An "assessment" is the government's administrative determination of the amount of taxes due. 26 U.S.C. 6203. Unless the taxpayer establishes that the assessment is arbitrary and lacks even "a minimal factual foundation," the assessment is entitled to a rebuttable "presumption of correctness" in tax litigation. Palmer v. IRS, 116 F.3d 1309, 1312 (9th Cir. 1977). See United States v. Janis, 428 U.S. 433, 440 (1976); United States v. Lease, 346 F.2d 696, 700 (2d Cir. 1965). This presumption is based in part "on the probability of its correctness" and in part "upon considerations of public policy." Psaty v. United States, 442 F.2d 1154, 1160 (3d Cir. 1971) (footnotes and citations omitted):

[A]s to the accuracy of the amount assessed, the presumption furthers the policy of requiring the taxpayer to meet certain bookkeeping obligations placed upon him by the Code. It also recognizes that the taxpayer has more readily available to him the correct facts and figures.

The "presumption of correctness" of the assessment places on the taxpayer "both the burden of going forward and the burden of persuasion." Ibid.4 Beyond this evidentiary function, however, the validity of the assessment is not determinative of the ultimate liability of the taxpayer.

**Information shown**:
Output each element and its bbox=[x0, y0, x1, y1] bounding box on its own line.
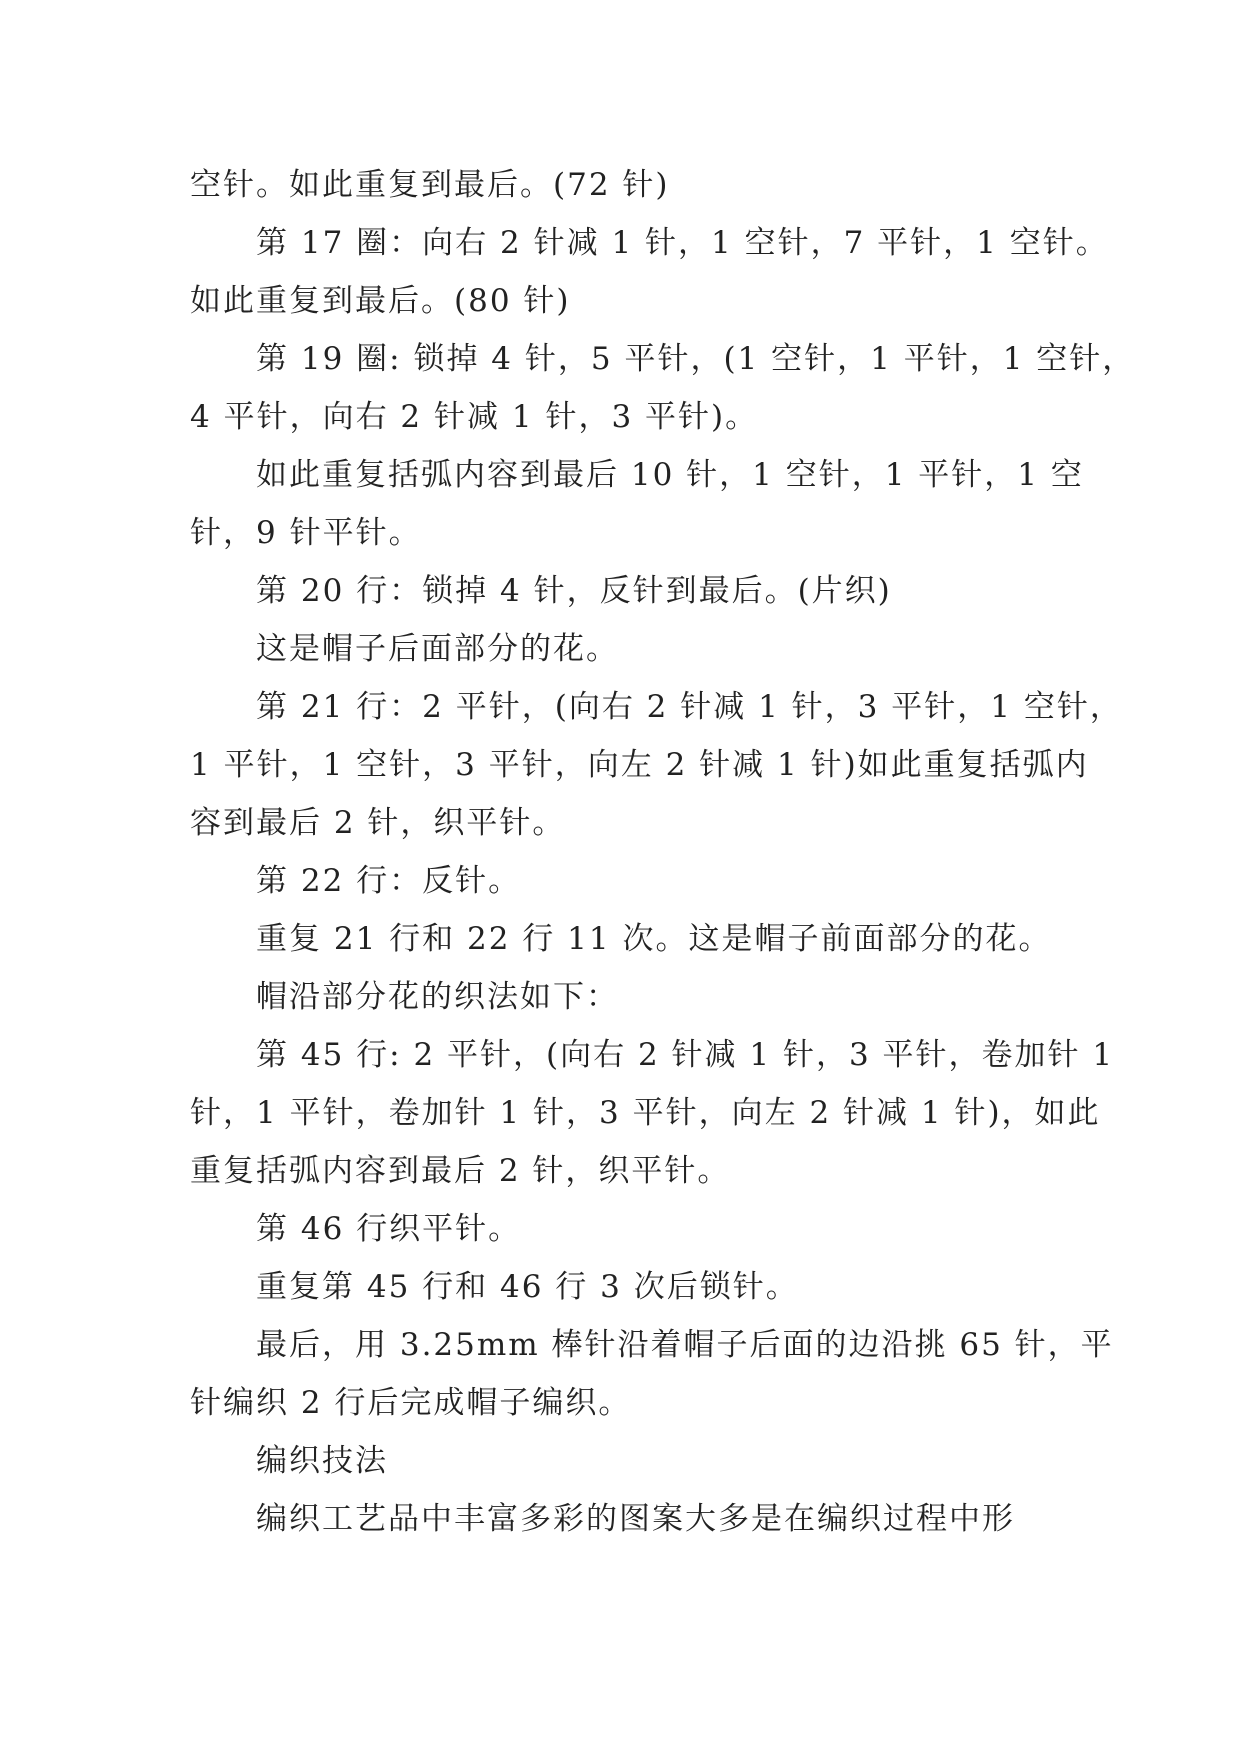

**Request**: Output the part of the passage on tax assessments that begins at the words "[A]s to the" and stops after "facts and figures.", copying it word for word. The lines have no connection to the passage on tax assessments.

**Task answer**:
[A]s to the accuracy of the amount assessed, the presumption furthers the policy of requiring the taxpayer to meet certain bookkeeping obligations placed upon him by the Code. It also recognizes that the taxpayer has more readily available to him the correct facts and figures.